* [Entries supplied]:
──────────────────────────────

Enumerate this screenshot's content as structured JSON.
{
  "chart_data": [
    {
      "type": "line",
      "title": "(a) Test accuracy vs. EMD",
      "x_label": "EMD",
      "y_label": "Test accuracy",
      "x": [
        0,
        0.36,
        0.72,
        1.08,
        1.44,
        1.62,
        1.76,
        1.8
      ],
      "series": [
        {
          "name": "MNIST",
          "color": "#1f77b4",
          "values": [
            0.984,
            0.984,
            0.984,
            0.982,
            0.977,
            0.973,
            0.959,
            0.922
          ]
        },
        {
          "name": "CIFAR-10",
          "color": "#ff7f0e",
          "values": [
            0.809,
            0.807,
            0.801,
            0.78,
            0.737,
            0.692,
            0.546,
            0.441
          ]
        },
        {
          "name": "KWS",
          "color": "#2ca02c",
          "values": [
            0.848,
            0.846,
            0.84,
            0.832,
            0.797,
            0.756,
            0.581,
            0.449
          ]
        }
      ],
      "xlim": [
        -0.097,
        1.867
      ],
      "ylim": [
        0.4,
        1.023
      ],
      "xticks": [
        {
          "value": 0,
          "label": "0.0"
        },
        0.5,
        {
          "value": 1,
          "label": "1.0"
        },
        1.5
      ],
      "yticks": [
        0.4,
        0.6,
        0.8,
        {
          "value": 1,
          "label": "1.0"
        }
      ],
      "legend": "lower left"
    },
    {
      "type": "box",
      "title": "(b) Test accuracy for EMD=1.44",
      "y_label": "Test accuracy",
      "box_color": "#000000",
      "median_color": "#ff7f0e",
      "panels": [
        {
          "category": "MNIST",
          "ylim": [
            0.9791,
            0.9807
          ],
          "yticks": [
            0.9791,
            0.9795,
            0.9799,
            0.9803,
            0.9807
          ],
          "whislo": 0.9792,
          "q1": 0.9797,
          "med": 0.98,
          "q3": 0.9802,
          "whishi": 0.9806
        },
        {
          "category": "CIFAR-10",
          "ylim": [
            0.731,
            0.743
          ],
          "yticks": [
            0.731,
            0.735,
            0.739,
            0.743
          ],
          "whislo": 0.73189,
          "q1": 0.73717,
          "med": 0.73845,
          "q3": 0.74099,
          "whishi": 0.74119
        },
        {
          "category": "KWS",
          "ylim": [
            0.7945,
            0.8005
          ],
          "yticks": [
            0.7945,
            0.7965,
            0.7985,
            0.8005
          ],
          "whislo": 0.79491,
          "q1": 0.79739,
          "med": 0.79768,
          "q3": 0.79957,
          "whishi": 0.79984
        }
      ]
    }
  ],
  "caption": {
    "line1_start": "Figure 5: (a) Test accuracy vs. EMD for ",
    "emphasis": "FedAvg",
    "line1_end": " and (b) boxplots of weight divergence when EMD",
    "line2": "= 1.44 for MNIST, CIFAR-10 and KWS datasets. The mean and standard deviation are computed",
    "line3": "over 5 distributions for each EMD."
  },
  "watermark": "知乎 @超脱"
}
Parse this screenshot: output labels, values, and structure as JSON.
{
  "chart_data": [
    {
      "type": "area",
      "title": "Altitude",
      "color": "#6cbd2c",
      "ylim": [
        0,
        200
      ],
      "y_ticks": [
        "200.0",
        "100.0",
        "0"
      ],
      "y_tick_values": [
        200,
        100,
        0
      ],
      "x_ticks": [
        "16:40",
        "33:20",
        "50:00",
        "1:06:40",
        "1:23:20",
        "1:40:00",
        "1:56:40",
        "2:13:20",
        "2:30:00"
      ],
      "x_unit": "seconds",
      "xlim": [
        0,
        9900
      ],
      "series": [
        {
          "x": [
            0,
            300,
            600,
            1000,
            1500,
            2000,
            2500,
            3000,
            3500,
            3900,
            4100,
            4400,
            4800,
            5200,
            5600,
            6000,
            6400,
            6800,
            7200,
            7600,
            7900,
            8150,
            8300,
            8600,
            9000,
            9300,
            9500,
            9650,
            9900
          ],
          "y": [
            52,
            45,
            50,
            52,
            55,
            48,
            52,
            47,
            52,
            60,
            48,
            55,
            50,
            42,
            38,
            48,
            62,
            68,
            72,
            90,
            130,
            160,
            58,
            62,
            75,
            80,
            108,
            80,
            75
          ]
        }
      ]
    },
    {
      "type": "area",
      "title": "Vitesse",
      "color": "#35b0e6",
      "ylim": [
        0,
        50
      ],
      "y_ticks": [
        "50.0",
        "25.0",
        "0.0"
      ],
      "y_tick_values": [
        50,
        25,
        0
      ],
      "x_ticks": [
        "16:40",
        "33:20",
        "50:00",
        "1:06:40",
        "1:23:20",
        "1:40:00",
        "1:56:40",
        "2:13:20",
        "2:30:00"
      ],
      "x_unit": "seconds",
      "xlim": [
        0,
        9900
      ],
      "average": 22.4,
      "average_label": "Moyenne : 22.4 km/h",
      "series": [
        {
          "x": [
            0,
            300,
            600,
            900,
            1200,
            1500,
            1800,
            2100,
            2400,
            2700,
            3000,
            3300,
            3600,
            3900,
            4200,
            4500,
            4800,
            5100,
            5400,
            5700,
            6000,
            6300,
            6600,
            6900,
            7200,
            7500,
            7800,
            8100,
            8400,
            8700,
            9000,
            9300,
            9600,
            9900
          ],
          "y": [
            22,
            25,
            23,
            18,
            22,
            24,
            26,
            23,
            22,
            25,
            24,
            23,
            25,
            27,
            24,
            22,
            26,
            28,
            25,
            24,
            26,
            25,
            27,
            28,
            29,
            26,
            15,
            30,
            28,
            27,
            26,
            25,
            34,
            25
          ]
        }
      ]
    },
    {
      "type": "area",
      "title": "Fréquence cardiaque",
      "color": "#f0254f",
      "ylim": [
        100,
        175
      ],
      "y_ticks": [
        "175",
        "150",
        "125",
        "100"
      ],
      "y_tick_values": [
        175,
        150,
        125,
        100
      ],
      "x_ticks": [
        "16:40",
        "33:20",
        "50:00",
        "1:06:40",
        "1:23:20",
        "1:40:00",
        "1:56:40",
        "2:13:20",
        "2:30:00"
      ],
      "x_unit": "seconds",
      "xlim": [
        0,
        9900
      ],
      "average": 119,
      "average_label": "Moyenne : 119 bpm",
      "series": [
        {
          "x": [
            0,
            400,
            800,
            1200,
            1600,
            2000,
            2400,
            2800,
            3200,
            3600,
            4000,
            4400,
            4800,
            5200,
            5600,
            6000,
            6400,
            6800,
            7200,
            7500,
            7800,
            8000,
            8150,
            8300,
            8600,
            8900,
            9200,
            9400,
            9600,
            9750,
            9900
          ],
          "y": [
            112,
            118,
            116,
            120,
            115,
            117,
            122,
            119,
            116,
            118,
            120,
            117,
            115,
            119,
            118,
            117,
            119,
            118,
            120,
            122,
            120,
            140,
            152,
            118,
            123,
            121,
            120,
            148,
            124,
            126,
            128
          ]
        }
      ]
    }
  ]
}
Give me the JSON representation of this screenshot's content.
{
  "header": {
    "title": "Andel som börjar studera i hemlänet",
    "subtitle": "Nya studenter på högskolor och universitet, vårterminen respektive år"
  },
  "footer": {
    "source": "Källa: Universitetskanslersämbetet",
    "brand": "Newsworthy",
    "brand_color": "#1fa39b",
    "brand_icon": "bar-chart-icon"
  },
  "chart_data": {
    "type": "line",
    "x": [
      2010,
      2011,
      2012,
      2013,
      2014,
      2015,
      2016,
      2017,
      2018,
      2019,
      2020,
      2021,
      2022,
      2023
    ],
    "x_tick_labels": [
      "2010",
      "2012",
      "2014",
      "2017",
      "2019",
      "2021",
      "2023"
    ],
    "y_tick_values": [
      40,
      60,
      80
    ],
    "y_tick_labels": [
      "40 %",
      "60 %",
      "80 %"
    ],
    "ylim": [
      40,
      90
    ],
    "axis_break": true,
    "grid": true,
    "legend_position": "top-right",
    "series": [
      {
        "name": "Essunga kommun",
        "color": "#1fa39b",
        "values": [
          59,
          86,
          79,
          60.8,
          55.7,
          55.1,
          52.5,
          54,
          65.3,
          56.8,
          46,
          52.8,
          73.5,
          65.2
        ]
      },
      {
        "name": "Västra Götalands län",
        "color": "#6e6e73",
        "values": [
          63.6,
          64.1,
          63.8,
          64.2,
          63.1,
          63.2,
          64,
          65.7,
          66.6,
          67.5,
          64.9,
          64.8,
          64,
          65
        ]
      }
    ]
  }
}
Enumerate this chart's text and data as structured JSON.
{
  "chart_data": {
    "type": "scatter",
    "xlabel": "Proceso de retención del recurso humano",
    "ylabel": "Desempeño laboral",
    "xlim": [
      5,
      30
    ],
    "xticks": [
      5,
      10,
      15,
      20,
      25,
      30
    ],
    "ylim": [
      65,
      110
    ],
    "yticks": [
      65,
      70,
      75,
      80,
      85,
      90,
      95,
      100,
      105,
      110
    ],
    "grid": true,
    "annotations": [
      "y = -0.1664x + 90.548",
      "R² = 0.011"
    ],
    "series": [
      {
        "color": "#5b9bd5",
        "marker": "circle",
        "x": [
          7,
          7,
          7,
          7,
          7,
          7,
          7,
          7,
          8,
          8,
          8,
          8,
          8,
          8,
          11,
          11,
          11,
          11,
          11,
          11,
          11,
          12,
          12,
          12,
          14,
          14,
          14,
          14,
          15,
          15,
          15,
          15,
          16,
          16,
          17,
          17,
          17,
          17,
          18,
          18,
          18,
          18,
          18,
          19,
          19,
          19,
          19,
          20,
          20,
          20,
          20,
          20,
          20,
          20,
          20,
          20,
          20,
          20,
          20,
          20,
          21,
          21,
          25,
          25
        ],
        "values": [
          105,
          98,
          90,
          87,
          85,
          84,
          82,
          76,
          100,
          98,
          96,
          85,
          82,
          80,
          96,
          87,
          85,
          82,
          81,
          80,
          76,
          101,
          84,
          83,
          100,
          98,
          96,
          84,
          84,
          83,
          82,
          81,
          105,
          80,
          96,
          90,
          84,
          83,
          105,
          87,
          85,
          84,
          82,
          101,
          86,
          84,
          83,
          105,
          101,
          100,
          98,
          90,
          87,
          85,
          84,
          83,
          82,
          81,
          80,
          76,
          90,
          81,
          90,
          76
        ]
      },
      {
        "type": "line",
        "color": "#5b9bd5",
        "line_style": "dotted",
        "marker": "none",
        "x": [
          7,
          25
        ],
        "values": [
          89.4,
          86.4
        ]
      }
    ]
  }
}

──────────────────────────────

* [Short exercise]: Copy every line in the records above that contains the word "content".

* [Exercise result]:
Enumerate this screenshot's content as structured JSON.
Give me the JSON representation of this screenshot's content.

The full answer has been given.